→ Task objective:
From the article on Australia's falling sheep numbers, state how much the nation's sheep numbers have changed since the wool reserve-price scheme collapsed in 1991.

→ Text passage:
AUSTRALIA is running out of sheep, but who really cares?

Certainly the livestock agencies, transporters, saleyards, meat processors and the live exporters are worried to varying degrees, but there is little they can do to halt the slide or boost sheep numbers.

Producers don't seem to really care whether sheep numbers are going up or down. What matters most to them is turning a profit from their enterprises rather than counting the nation's sheep or worrying about whether there will be enough wool or lamb to cloth or feed local or overseas consumers.

Since the collapse of the wool reserve-price scheme in 1991, sheep numbers have more than halved from 170 million to 77 million and yet the annual disposal of sheep and lambs has remained relatively constant.

Back in 1991-92, the combined lamb and sheep slaughtering and live exports was 39 million head, which included about 16 million lambs.

Since then, the lamb kill has edged up to more than 20 million, while sheep for mutton and the live-sheep trade have fallen to less than 15 million head.

Just how long the prime-lamb sector can continue to hold its domestic and export market shares, while breeding numbers continue to fall, no one is willing to guess.

The 2010-15 Red Meat Strategic plan, compiled by the Red Meat Advisory Council, of which the Sheepmeat Council of Australia and processors are members, states the noble goal of "guaranteeing vital food for the nation and the world".

But despite addressing such vital issues as infrastructure, market access and marketing, the supply issue seems to have been overlooked.

In June, the Sheepmeat Council acknowledged the possibility of unsustainably higher slaughter rates.

It said the situation could be improved through increased reproduction rates, improved genetics and more targeted nutrition.

"A return to good seasons would also be a good start," its July newsletter said.

Lamb processors such as Castricums acknowledge they can do no more than what they are doing now to boost lamb production.

Director Theo Castricum said his company was concerned about what impact a shortfall in lambs would have on their operations and their markets.

"But what more can we do?" he said, referring to the buoyant prices of the past 12 months.

West Australian exporter and shipper, Wellard, is another company concerned with the fall in sheep numbers.

Wellard is one of three big exporters sharing in the state's current three million boat sheep.

It has a big investment at all stages of trade including trucking, depots and its own ships, as well as a big interest in rebuilding the state's flock which has halved in 10 years with less than 15 million head forecast for this year.

→ Data supplied:
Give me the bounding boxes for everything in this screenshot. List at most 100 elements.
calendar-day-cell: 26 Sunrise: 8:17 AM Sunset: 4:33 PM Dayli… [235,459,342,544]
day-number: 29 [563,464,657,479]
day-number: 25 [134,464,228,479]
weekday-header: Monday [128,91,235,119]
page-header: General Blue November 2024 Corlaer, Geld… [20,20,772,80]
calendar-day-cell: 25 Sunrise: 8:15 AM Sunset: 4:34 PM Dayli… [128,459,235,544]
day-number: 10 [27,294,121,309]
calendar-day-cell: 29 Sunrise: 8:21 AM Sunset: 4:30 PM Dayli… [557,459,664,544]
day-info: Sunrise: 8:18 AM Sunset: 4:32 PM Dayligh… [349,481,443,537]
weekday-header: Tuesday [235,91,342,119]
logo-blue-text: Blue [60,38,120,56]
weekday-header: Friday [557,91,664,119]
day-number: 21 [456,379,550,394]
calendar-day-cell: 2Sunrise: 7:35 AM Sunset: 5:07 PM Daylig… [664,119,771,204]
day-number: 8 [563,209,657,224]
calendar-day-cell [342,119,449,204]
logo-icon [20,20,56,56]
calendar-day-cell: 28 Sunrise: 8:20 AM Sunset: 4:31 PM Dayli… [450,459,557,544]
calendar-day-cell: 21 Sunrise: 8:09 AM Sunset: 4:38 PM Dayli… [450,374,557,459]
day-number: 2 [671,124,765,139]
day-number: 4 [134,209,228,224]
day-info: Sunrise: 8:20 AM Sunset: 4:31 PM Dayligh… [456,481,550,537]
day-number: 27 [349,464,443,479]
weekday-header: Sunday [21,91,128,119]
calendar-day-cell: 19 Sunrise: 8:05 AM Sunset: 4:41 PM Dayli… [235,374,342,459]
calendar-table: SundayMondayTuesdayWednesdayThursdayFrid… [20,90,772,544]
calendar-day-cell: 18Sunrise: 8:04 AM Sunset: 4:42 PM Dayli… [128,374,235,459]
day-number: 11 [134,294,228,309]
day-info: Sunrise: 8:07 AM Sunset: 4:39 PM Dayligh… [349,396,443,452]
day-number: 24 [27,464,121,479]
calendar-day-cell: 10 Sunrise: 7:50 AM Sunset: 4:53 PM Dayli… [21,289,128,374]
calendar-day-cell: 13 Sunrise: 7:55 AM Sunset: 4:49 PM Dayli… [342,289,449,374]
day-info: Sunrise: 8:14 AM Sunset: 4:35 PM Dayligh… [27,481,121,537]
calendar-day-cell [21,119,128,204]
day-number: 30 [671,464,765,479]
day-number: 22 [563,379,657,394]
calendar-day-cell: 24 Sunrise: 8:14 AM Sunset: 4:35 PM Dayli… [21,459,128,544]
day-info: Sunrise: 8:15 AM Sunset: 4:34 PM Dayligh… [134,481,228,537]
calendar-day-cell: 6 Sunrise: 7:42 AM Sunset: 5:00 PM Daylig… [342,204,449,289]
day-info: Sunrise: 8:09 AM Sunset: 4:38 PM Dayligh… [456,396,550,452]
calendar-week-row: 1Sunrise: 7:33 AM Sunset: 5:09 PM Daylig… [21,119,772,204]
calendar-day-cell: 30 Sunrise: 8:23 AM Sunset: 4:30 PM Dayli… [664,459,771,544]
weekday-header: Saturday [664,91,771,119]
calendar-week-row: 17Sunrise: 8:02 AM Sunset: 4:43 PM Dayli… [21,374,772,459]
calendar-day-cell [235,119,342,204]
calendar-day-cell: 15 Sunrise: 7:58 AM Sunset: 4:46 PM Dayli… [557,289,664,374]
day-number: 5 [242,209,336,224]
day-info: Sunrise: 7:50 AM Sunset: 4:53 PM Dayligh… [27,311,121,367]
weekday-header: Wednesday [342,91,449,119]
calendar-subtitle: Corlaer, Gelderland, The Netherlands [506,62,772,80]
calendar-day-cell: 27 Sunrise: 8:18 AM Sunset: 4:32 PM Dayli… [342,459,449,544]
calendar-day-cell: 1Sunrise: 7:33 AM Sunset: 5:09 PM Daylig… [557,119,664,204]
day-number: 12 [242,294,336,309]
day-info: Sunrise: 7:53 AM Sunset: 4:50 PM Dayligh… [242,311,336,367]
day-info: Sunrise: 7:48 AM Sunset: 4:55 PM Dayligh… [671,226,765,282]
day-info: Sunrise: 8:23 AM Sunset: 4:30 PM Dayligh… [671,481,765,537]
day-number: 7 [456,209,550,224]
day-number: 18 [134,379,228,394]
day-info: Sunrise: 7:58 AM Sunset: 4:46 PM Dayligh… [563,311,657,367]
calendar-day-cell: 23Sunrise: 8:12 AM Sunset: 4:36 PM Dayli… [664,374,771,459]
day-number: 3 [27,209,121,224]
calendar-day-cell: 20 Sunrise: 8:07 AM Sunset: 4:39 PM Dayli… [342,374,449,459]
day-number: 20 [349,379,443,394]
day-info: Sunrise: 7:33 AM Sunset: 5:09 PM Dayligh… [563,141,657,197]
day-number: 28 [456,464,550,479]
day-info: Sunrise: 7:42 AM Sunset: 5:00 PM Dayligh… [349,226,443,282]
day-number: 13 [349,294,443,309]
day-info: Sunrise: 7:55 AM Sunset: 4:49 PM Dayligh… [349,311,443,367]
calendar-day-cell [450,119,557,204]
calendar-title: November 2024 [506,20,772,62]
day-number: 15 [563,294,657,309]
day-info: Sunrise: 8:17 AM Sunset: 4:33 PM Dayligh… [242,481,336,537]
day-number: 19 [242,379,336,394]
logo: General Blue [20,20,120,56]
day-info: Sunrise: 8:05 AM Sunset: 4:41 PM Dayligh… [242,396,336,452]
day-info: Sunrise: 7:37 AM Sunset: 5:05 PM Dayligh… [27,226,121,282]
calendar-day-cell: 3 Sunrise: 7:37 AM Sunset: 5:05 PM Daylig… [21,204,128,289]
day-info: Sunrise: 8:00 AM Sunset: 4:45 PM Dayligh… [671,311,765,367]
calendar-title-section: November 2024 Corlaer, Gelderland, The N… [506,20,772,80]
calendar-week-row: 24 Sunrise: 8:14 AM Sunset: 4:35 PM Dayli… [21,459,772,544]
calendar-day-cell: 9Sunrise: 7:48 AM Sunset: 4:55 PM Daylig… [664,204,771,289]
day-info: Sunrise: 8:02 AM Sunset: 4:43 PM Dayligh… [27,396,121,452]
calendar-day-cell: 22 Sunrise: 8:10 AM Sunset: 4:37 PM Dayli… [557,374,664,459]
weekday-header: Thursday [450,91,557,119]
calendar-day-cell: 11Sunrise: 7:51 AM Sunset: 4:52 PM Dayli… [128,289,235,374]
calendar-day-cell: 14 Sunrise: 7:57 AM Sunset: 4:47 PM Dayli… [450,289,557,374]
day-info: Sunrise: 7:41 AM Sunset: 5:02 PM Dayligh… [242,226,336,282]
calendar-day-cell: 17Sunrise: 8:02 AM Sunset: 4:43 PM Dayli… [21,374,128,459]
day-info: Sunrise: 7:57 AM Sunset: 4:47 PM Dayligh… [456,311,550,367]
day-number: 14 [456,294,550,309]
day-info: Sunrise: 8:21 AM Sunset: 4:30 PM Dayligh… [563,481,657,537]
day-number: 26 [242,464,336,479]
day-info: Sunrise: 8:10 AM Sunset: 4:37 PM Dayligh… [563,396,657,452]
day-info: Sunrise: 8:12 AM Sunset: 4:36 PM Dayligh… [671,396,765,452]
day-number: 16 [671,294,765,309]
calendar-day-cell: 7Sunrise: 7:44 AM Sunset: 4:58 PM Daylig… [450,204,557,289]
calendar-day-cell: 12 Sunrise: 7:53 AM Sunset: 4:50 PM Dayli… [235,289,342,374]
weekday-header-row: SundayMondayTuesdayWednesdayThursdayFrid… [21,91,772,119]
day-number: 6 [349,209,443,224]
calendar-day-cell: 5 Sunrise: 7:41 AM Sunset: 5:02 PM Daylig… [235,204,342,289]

→ Exercise solution:
They have more than halved, from 170 million to 77 million.